Dataset items:
--------------------

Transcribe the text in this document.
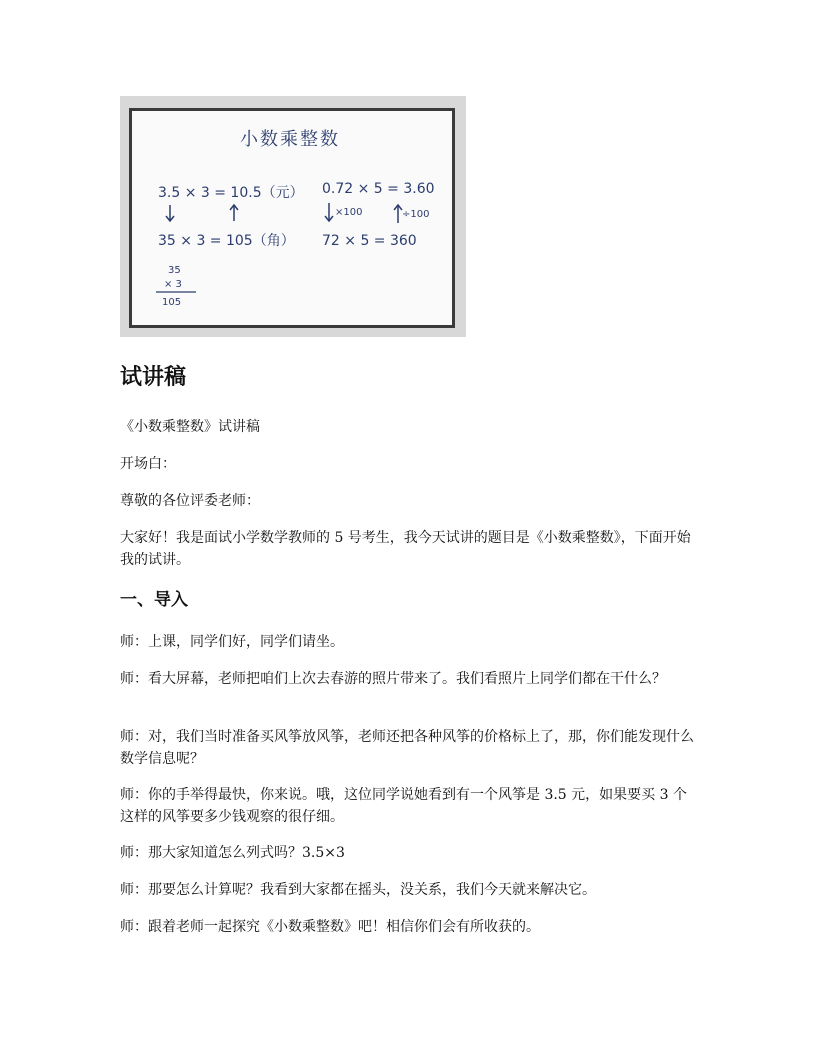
小数乘整数
3.5 × 3 = 10.5（元）
35 × 3 = 105（角）
0.72 × 5 = 3.60
×100	÷100
72 × 5 = 360
35
× 3
105
试讲稿

《小数乘整数》试讲稿

开场白：

尊敬的各位评委老师：

大家好！我是面试小学数学教师的 5 号考生，我今天试讲的题目是《小数乘整数》，下面开始我的试讲。

一、导入

师：上课，同学们好，同学们请坐。

师：看大屏幕，老师把咱们上次去春游的照片带来了。我们看照片上同学们都在干什么？

师：对，我们当时准备买风筝放风筝，老师还把各种风筝的价格标上了，那，你们能发现什么数学信息呢？

师：你的手举得最快，你来说。哦，这位同学说她看到有一个风筝是 3.5 元，如果要买 3 个这样的风筝要多少钱观察的很仔细。

师：那大家知道怎么列式吗？3.5×3

师：那要怎么计算呢？我看到大家都在摇头，没关系，我们今天就来解决它。

师：跟着老师一起探究《小数乘整数》吧！相信你们会有所收获的。
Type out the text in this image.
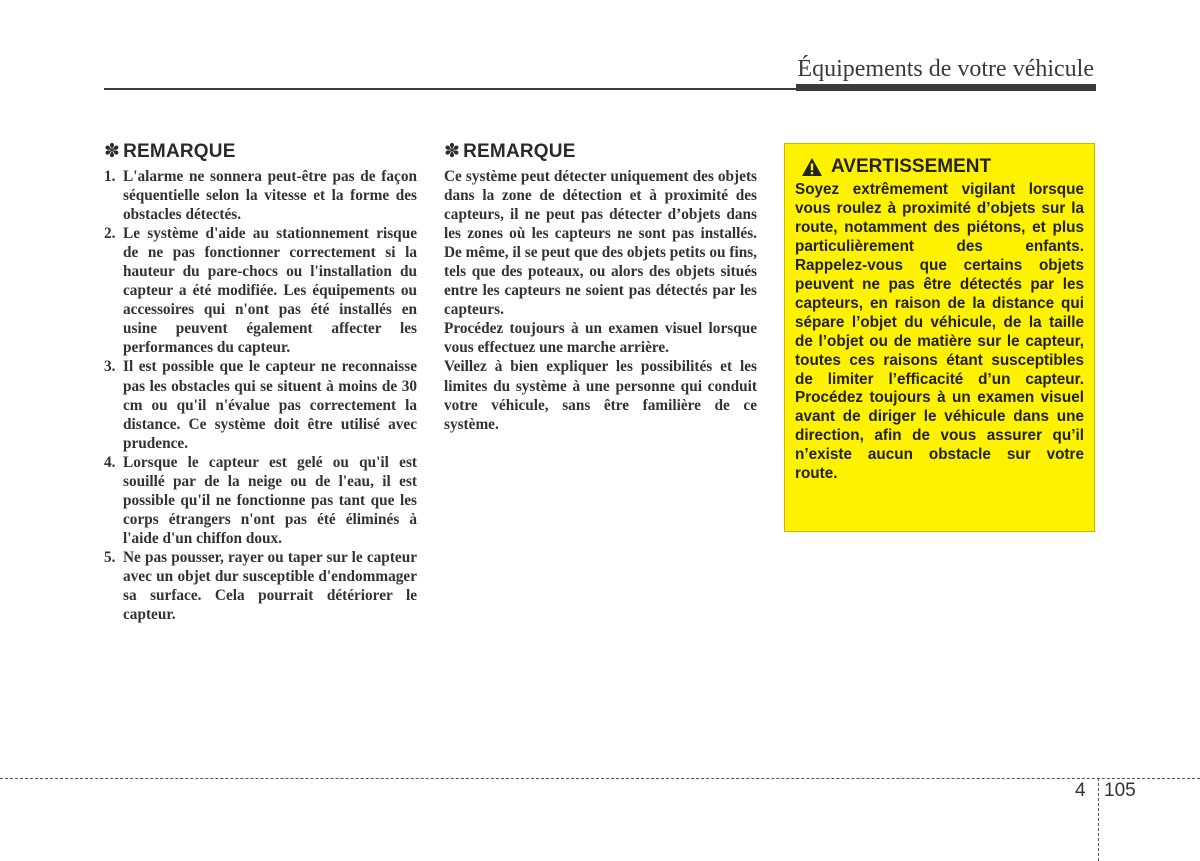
Équipements de votre véhicule
✽ REMARQUE
1. L'alarme ne sonnera peut-être pas de façon séquentielle selon la vitesse et la forme des obstacles détectés.
2. Le système d'aide au stationnement risque de ne pas fonctionner correctement si la hauteur du pare-chocs ou l'installation du capteur a été modifiée. Les équipements ou accessoires qui n'ont pas été installés en usine peuvent également affecter les performances du capteur.
3. Il est possible que le capteur ne reconnaisse pas les obstacles qui se situent à moins de 30 cm ou qu'il n'évalue pas correctement la distance. Ce système doit être utilisé avec prudence.
4. Lorsque le capteur est gelé ou qu'il est souillé par de la neige ou de l'eau, il est possible qu'il ne fonctionne pas tant que les corps étrangers n'ont pas été éliminés à l'aide d'un chiffon doux.
5. Ne pas pousser, rayer ou taper sur le capteur avec un objet dur susceptible d'endommager sa surface. Cela pourrait détériorer le capteur.
✽ REMARQUE
Ce système peut détecter uniquement des objets dans la zone de détection et à proximité des capteurs, il ne peut pas détecter d’objets dans les zones où les capteurs ne sont pas installés. De même, il se peut que des objets petits ou fins, tels que des poteaux, ou alors des objets situés entre les capteurs ne soient pas détectés par les capteurs.
Procédez toujours à un examen visuel lorsque vous effectuez une marche arrière.
Veillez à bien expliquer les possibilités et les limites du système à une personne qui conduit votre véhicule, sans être familière de ce système.
AVERTISSEMENT
Soyez extrêmement vigilant lorsque vous roulez à proximité d’objets sur la route, notamment des piétons, et plus particulièrement des enfants. Rappelez-vous que certains objets peuvent ne pas être détectés par les capteurs, en raison de la distance qui sépare l’objet du véhicule, de la taille de l’objet ou de matière sur le capteur, toutes ces raisons étant susceptibles de limiter l’efficacité d’un capteur. Procédez toujours à un examen visuel avant de diriger le véhicule dans une direction, afin de vous assurer qu’il n’existe aucun obstacle sur votre route.
4 105
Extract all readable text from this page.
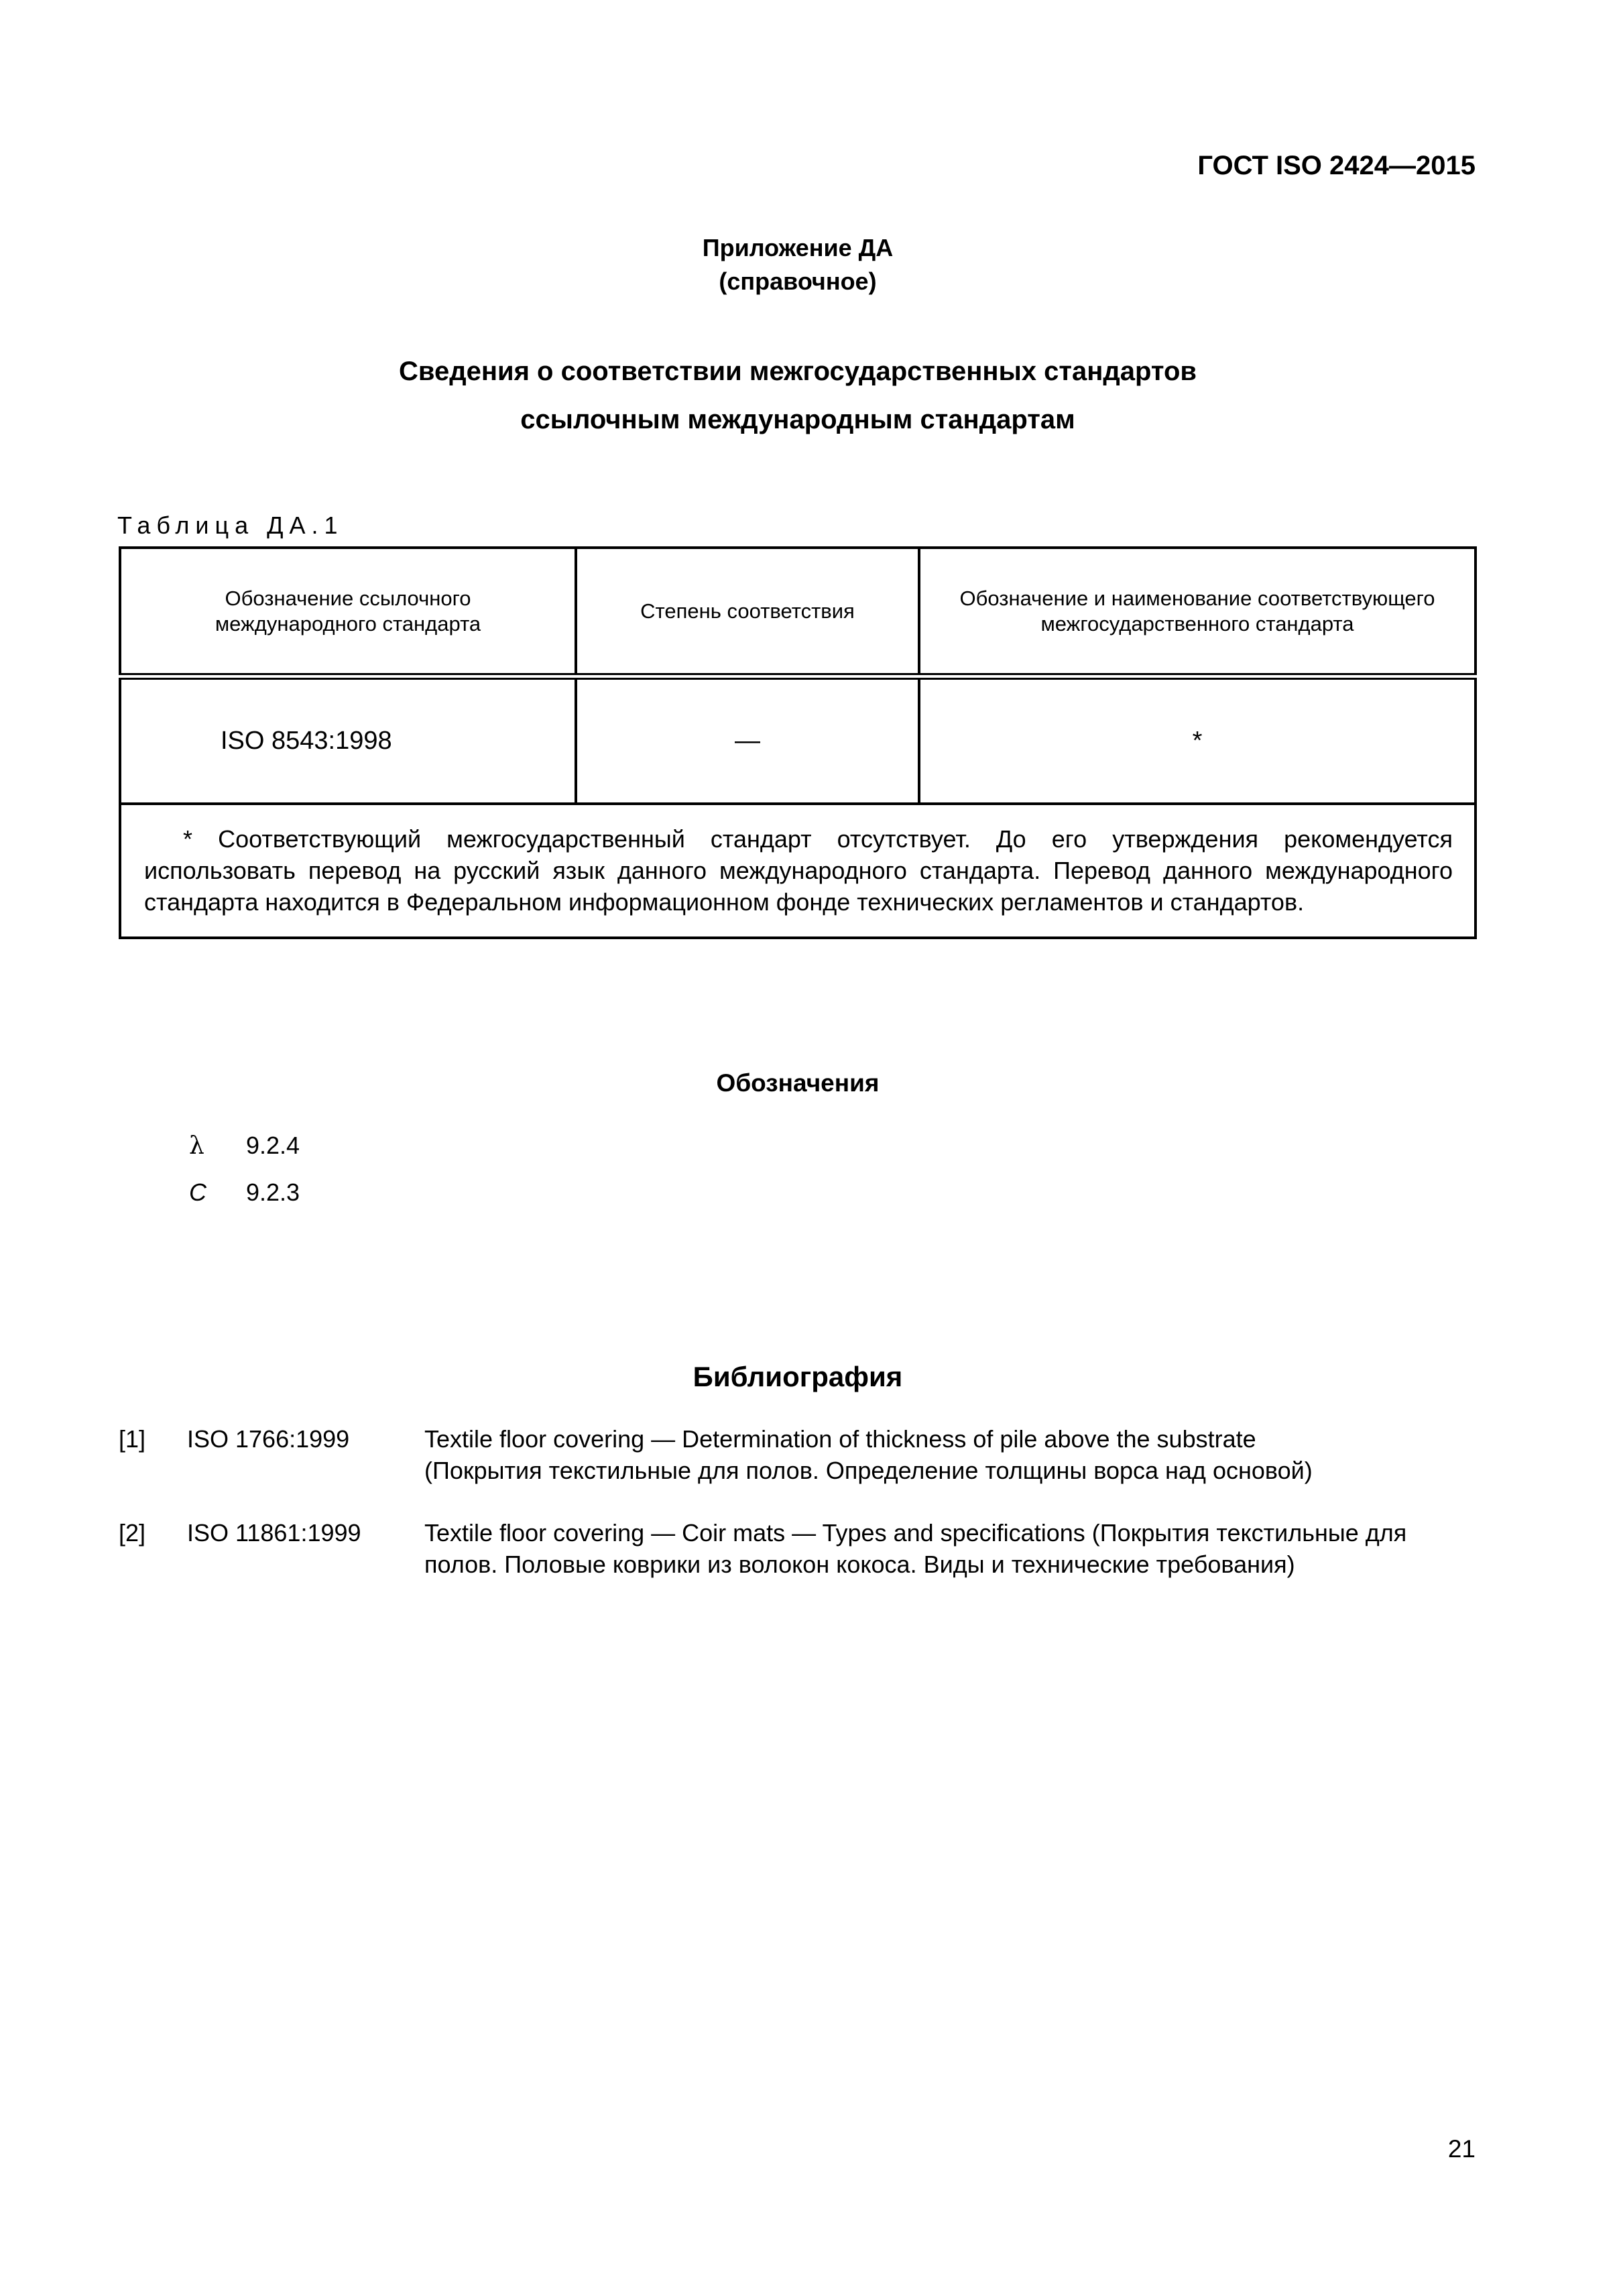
ГОСТ ISO 2424—2015
Приложение ДА
(справочное)
Сведения о соответствии межгосударственных стандартов
ссылочным международным стандартам
Таблица ДА.1
Обозначение ссылочного международного стандарта	Степень соответствия	Обозначение и наименование соответствующего межгосударственного стандарта
ISO 8543:1998	—	*

* Соответствующий межгосударственный стандарт отсутствует. До его утверждения рекомендуется использовать перевод на русский язык данного международного стандарта. Перевод данного международного стандарта находится в Федеральном информационном фонде технических регламентов и стандартов.		
Обозначения
λ 9.2.4
C 9.2.3
Библиография
[1] ISO 1766:1999	Textile floor covering — Determination of thickness of pile above the substrate
(Покрытия текстильные для полов. Определение толщины ворса над основой)
[2] ISO 11861:1999	Textile floor covering — Coir mats — Types and specifications (Покрытия текстильные для
полов. Половые коврики из волокон кокоса. Виды и технические требования)
21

--------------------

#### [What is required]
Quote the records in their entirety, keeping the wording exact and excluding pictures.

#### [Output of the exercise]
Transcribe the text in this document.
小数乘整数
3.5 × 3 = 10.5（元）
35 × 3 = 105（角）
0.72 × 5 = 3.60
×100	÷100
72 × 5 = 360
35
× 3
105
试讲稿

《小数乘整数》试讲稿

开场白：

尊敬的各位评委老师：

大家好！我是面试小学数学教师的 5 号考生，我今天试讲的题目是《小数乘整数》，下面开始我的试讲。

一、导入

师：上课，同学们好，同学们请坐。

师：看大屏幕，老师把咱们上次去春游的照片带来了。我们看照片上同学们都在干什么？

师：对，我们当时准备买风筝放风筝，老师还把各种风筝的价格标上了，那，你们能发现什么数学信息呢？

师：你的手举得最快，你来说。哦，这位同学说她看到有一个风筝是 3.5 元，如果要买 3 个这样的风筝要多少钱观察的很仔细。

师：那大家知道怎么列式吗？3.5×3

师：那要怎么计算呢？我看到大家都在摇头，没关系，我们今天就来解决它。

师：跟着老师一起探究《小数乘整数》吧！相信你们会有所收获的。
Type out the text in this image.
Équipements de votre véhicule
✽ REMARQUE
1. L'alarme ne sonnera peut-être pas de façon séquentielle selon la vitesse et la forme des obstacles détectés.
2. Le système d'aide au stationnement risque de ne pas fonctionner correctement si la hauteur du pare-chocs ou l'installation du capteur a été modifiée. Les équipements ou accessoires qui n'ont pas été installés en usine peuvent également affecter les performances du capteur.
3. Il est possible que le capteur ne reconnaisse pas les obstacles qui se situent à moins de 30 cm ou qu'il n'évalue pas correctement la distance. Ce système doit être utilisé avec prudence.
4. Lorsque le capteur est gelé ou qu'il est souillé par de la neige ou de l'eau, il est possible qu'il ne fonctionne pas tant que les corps étrangers n'ont pas été éliminés à l'aide d'un chiffon doux.
5. Ne pas pousser, rayer ou taper sur le capteur avec un objet dur susceptible d'endommager sa surface. Cela pourrait détériorer le capteur.
✽ REMARQUE
Ce système peut détecter uniquement des objets dans la zone de détection et à proximité des capteurs, il ne peut pas détecter d’objets dans les zones où les capteurs ne sont pas installés. De même, il se peut que des objets petits ou fins, tels que des poteaux, ou alors des objets situés entre les capteurs ne soient pas détectés par les capteurs.
Procédez toujours à un examen visuel lorsque vous effectuez une marche arrière.
Veillez à bien expliquer les possibilités et les limites du système à une personne qui conduit votre véhicule, sans être familière de ce système.
AVERTISSEMENT
Soyez extrêmement vigilant lorsque vous roulez à proximité d’objets sur la route, notamment des piétons, et plus particulièrement des enfants. Rappelez-vous que certains objets peuvent ne pas être détectés par les capteurs, en raison de la distance qui sépare l’objet du véhicule, de la taille de l’objet ou de matière sur le capteur, toutes ces raisons étant susceptibles de limiter l’efficacité d’un capteur. Procédez toujours à un examen visuel avant de diriger le véhicule dans une direction, afin de vous assurer qu’il n’existe aucun obstacle sur votre route.
4 105
Extract all readable text from this page.
ГОСТ ISO 2424—2015
Приложение ДА
(справочное)
Сведения о соответствии межгосударственных стандартов
ссылочным международным стандартам
Таблица ДА.1
Обозначение ссылочного международного стандарта	Степень соответствия	Обозначение и наименование соответствующего межгосударственного стандарта
ISO 8543:1998	—	*

* Соответствующий межгосударственный стандарт отсутствует. До его утверждения рекомендуется использовать перевод на русский язык данного международного стандарта. Перевод данного международного стандарта находится в Федеральном информационном фонде технических регламентов и стандартов.		
Обозначения
λ 9.2.4
C 9.2.3
Библиография
[1] ISO 1766:1999	Textile floor covering — Determination of thickness of pile above the substrate
(Покрытия текстильные для полов. Определение толщины ворса над основой)
[2] ISO 11861:1999	Textile floor covering — Coir mats — Types and specifications (Покрытия текстильные для
полов. Половые коврики из волокон кокоса. Виды и технические требования)
21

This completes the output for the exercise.